:: EXTRACTED MATERIAL

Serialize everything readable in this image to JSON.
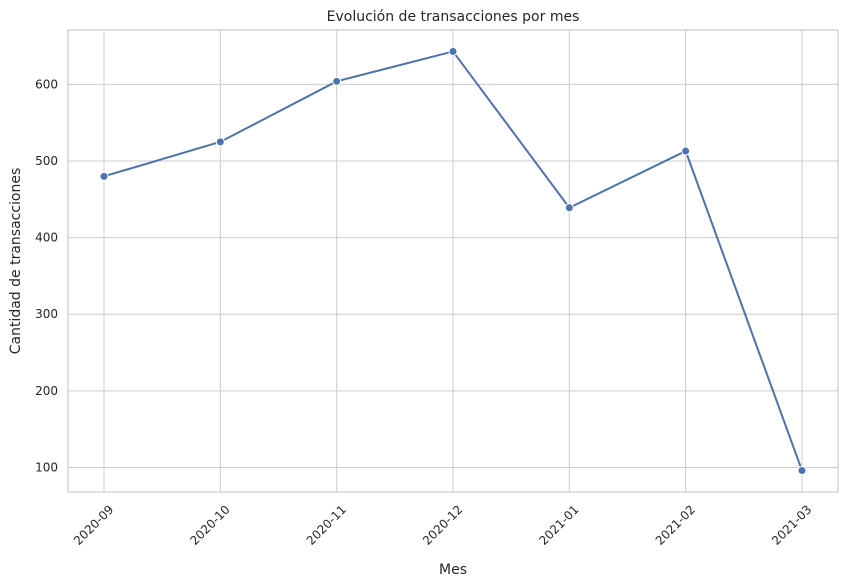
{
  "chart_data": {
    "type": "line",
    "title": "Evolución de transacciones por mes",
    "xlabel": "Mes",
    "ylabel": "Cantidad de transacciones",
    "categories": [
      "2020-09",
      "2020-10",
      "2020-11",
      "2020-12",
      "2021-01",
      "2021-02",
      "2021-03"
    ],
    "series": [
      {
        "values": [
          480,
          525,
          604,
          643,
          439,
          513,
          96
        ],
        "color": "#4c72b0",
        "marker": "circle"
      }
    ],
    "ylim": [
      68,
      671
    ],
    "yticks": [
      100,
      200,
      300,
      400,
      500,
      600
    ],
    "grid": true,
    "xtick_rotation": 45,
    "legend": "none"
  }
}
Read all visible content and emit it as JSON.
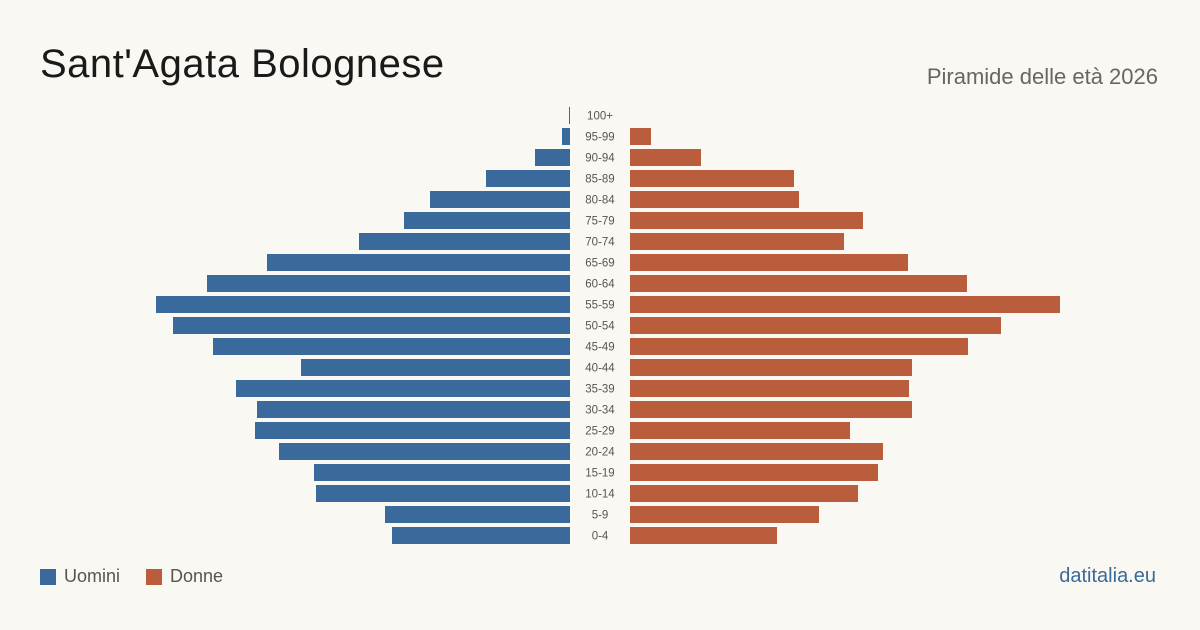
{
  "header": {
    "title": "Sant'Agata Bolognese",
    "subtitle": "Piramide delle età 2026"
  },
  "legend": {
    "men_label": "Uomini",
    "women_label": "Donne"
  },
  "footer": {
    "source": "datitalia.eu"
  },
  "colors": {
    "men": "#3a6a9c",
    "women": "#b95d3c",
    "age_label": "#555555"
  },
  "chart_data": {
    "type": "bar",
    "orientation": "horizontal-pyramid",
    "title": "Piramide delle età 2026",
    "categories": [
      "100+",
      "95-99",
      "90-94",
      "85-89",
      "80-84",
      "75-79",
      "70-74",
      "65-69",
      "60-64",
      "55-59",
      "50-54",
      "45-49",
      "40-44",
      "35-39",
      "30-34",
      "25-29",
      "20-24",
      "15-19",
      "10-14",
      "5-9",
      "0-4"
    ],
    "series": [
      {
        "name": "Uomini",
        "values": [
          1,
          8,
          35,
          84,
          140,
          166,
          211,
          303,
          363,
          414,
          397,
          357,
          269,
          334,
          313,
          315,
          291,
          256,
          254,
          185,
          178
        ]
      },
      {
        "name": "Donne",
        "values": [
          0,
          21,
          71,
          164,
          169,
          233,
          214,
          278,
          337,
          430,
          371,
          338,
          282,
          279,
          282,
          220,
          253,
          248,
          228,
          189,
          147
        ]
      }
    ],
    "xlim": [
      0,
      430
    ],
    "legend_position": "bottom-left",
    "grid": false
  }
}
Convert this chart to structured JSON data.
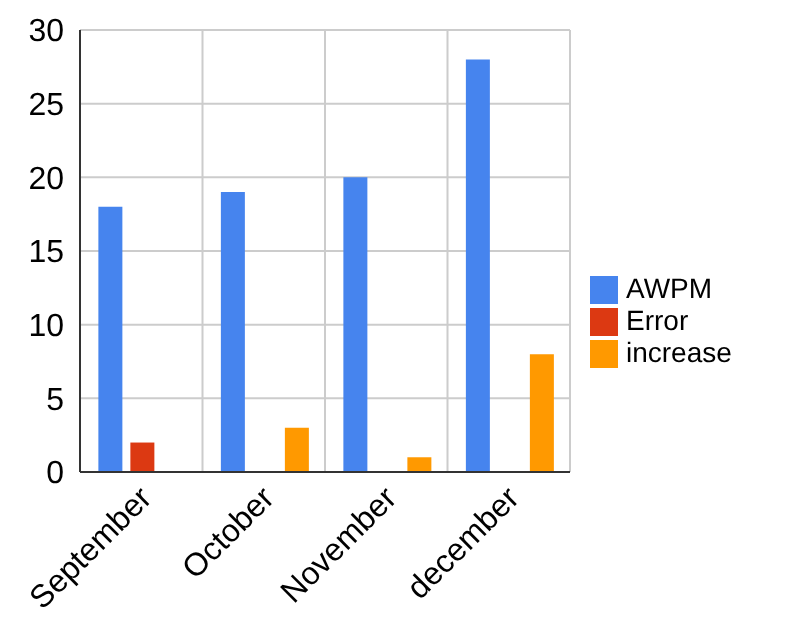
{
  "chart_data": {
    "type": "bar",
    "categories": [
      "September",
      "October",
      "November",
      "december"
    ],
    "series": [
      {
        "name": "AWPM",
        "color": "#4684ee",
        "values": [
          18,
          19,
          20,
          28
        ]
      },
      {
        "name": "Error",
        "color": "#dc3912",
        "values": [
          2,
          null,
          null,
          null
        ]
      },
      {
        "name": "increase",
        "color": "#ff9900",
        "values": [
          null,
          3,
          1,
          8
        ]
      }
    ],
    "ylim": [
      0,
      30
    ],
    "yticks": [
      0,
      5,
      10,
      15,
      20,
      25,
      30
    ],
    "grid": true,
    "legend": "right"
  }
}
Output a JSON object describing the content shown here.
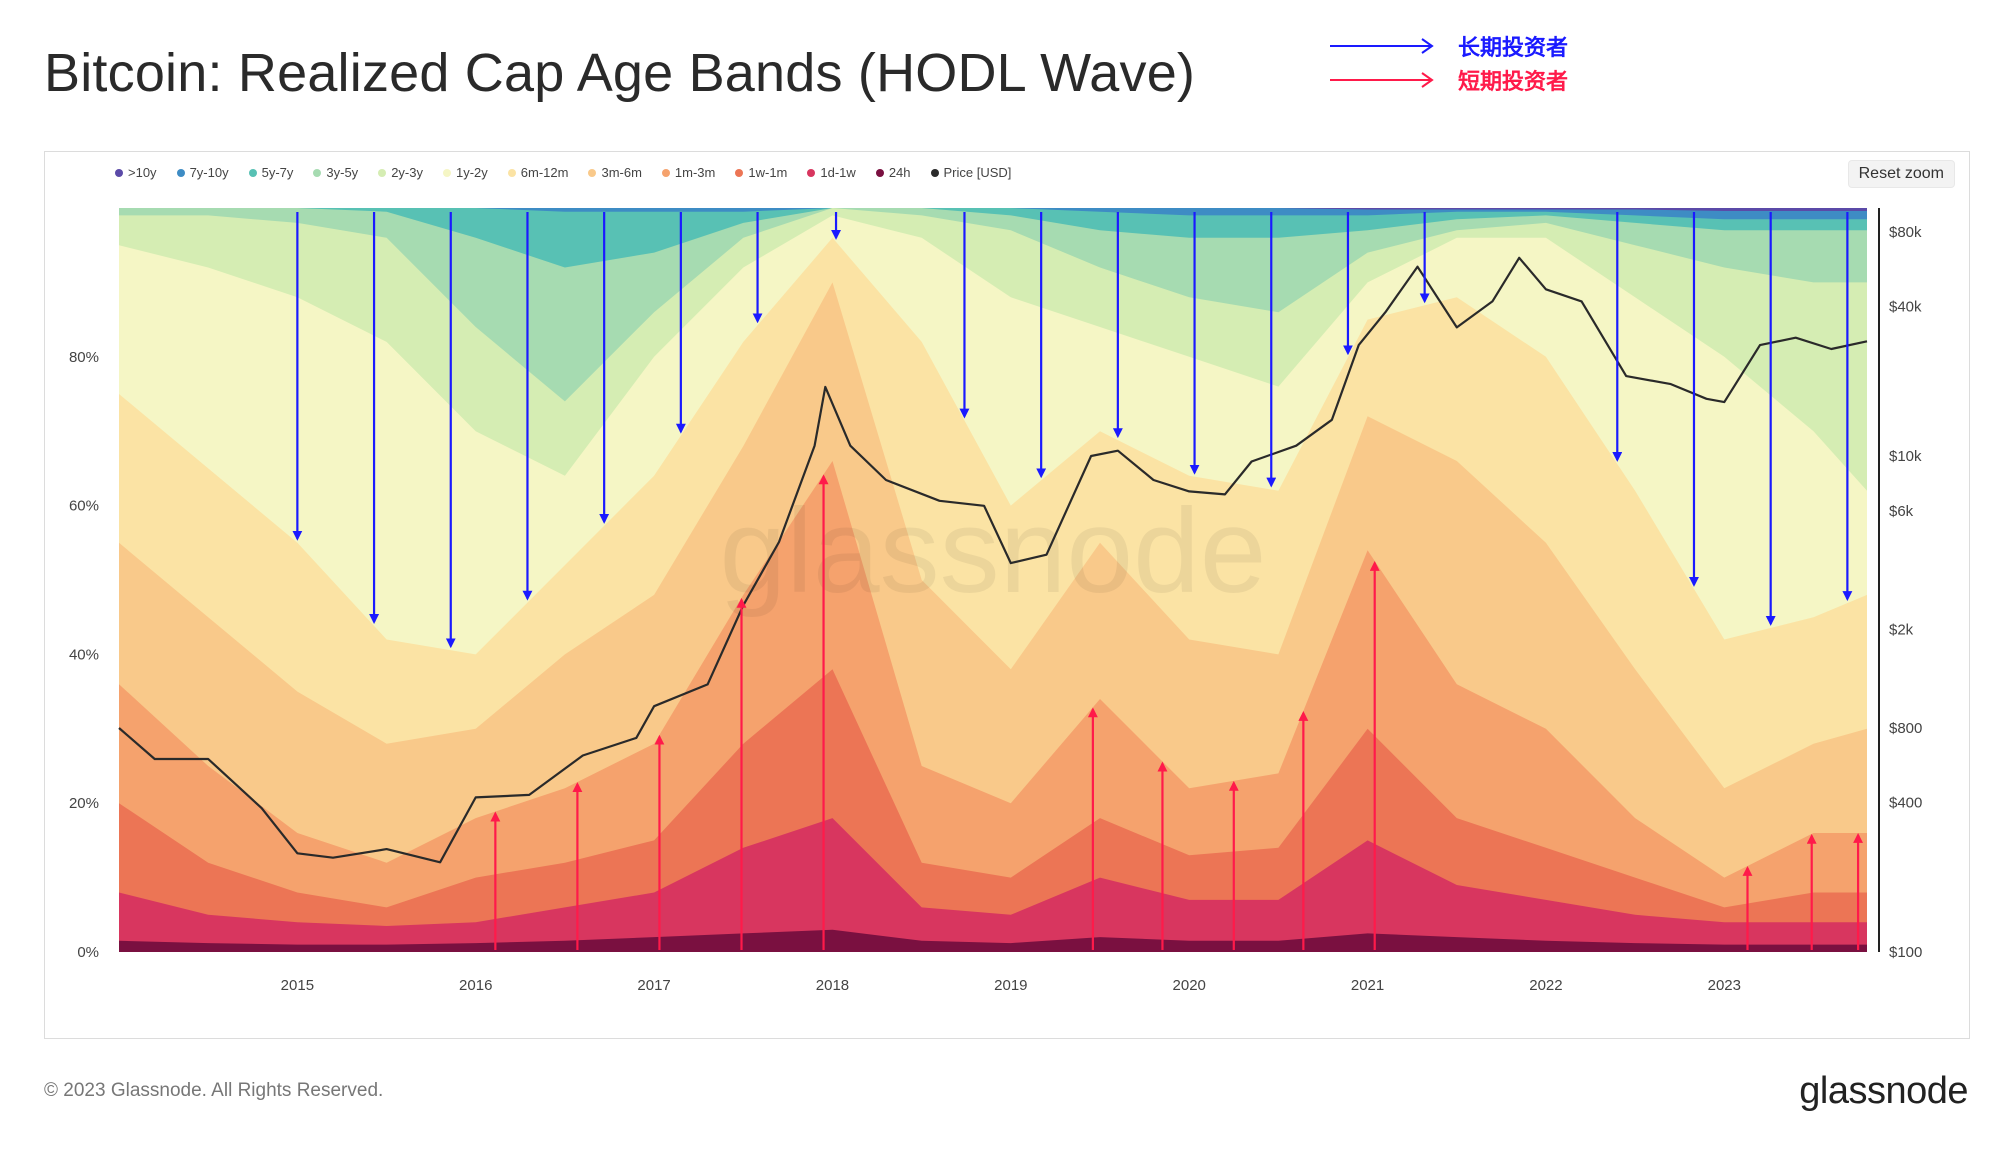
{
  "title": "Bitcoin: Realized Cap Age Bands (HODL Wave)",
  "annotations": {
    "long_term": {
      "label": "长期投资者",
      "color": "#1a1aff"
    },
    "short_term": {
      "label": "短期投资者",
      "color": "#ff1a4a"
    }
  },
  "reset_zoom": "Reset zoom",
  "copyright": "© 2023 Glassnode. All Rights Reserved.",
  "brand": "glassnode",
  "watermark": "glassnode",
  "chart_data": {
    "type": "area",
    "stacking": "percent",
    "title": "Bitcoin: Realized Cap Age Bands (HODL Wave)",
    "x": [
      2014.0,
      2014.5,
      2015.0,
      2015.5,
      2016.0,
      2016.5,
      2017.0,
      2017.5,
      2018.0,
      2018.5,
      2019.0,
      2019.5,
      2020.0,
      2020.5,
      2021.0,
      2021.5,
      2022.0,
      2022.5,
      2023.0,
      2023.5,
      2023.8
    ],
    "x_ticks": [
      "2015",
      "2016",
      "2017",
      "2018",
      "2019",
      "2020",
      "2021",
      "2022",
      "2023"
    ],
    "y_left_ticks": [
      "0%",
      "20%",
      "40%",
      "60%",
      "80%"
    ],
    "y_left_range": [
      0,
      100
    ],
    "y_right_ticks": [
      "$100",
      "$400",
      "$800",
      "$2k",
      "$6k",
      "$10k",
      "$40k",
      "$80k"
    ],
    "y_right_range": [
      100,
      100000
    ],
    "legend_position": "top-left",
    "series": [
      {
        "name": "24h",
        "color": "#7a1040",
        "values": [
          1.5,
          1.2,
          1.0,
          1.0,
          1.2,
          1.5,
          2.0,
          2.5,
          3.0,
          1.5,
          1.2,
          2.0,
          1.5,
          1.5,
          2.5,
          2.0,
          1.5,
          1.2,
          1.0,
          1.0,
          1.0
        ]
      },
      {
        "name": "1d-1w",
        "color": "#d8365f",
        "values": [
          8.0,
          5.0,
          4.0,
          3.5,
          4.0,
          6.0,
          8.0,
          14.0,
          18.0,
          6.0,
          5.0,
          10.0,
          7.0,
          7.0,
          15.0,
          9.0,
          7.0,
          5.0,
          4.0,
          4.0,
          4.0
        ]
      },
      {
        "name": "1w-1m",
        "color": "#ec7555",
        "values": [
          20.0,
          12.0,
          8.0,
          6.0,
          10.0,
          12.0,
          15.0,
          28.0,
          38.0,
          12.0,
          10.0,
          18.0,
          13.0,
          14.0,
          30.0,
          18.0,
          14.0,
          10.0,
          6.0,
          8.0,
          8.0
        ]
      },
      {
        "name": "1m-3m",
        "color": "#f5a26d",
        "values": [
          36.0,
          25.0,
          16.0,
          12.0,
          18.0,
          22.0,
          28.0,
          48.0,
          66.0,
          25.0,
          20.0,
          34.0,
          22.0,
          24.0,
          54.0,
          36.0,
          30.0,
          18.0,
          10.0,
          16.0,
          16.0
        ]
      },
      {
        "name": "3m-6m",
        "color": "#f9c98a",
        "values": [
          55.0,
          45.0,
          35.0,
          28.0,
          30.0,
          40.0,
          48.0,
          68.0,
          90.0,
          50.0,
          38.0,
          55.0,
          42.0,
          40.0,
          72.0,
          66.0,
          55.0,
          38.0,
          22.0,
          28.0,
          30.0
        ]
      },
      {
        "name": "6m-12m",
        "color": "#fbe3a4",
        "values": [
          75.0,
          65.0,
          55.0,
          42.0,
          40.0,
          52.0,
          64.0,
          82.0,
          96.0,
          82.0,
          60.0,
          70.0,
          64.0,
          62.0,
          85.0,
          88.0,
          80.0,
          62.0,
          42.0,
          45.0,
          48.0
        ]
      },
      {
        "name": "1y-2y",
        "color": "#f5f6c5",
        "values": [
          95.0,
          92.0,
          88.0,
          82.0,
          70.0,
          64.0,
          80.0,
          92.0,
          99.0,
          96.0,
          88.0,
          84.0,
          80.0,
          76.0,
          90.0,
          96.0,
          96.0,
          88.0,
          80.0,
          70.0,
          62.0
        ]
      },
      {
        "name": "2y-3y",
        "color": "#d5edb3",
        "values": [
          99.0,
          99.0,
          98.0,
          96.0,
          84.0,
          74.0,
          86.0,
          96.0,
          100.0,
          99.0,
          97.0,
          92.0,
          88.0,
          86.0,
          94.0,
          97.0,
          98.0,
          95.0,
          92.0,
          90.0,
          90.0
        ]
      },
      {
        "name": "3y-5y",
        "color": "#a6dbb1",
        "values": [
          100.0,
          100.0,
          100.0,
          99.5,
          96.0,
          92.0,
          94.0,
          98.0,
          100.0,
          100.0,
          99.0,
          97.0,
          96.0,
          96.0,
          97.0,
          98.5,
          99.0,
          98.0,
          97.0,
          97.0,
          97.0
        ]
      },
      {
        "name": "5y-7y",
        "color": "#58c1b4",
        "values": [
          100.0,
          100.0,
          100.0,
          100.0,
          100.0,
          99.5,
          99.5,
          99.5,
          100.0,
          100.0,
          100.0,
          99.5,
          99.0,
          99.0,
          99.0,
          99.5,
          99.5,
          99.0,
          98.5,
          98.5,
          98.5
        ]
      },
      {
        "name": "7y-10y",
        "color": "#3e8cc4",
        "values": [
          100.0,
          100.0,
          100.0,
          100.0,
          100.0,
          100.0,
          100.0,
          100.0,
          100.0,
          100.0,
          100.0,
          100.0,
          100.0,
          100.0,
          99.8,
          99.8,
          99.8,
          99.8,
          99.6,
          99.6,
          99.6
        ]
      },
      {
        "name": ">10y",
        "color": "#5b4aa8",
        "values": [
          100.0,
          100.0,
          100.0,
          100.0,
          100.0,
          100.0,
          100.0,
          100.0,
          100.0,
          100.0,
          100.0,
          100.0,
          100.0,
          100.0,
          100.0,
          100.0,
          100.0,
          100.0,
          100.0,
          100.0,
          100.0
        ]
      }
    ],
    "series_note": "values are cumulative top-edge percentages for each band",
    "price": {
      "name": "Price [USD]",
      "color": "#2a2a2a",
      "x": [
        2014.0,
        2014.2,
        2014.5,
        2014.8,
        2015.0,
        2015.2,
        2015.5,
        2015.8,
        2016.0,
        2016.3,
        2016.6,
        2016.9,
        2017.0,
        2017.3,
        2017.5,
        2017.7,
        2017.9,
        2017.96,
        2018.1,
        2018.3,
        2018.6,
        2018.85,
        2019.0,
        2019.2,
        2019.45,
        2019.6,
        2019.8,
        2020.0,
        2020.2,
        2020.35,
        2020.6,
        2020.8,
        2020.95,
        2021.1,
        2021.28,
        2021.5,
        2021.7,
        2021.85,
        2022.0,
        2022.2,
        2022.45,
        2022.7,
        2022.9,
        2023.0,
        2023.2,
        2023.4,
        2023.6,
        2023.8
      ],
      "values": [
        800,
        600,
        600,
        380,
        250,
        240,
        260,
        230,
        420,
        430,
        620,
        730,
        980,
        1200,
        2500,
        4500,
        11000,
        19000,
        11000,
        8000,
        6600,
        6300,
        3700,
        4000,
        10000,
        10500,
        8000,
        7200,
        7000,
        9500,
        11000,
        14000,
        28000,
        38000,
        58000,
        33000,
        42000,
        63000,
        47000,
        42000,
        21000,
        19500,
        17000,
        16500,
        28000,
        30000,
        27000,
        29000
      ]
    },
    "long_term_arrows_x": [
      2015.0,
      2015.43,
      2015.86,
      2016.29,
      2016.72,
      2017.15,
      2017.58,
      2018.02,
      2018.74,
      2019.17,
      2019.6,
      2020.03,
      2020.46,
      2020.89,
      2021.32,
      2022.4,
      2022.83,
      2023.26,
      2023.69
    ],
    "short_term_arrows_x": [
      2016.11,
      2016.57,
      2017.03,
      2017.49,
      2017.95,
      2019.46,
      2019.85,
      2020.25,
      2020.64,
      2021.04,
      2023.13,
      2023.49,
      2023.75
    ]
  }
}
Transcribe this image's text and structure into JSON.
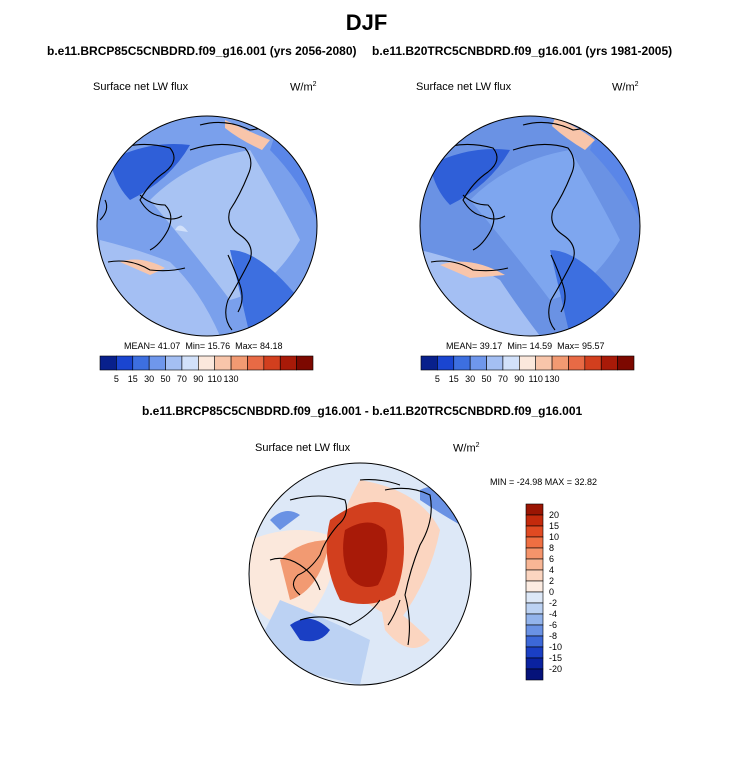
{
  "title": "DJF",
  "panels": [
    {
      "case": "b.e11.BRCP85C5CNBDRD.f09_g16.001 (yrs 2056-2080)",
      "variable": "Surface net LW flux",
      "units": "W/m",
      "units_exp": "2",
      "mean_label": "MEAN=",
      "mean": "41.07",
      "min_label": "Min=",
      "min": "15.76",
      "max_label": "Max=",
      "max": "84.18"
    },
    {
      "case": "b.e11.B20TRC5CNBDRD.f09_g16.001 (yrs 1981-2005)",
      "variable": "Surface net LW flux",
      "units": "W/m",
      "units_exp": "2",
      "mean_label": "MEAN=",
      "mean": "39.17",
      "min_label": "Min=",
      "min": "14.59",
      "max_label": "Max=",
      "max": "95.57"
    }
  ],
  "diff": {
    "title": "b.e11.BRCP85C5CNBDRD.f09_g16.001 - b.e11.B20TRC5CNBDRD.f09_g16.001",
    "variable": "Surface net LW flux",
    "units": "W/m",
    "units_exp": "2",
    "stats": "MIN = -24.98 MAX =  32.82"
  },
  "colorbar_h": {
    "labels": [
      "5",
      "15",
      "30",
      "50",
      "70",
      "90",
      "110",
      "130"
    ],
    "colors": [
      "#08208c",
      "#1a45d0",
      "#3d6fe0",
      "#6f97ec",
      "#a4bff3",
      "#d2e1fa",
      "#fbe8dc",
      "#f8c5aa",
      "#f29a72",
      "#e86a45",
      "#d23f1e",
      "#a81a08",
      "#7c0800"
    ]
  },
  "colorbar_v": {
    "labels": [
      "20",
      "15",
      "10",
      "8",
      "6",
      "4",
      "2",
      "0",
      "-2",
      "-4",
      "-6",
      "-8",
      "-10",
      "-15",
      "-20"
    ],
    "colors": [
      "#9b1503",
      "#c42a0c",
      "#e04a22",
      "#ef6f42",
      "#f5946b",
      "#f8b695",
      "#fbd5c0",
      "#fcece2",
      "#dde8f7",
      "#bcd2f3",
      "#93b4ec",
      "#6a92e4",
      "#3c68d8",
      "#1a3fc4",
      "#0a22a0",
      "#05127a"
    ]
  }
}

::::

--- EXERCISE REQUIREMENTS ---
Identify each line containing the string "Realized" and copy it out.

--- EXPECTED ANSWER ---
  "title": "Bitcoin: Realized Cap Age Bands (HODL Wave)",
    "title": "Bitcoin: Realized Cap Age Bands (HODL Wave)",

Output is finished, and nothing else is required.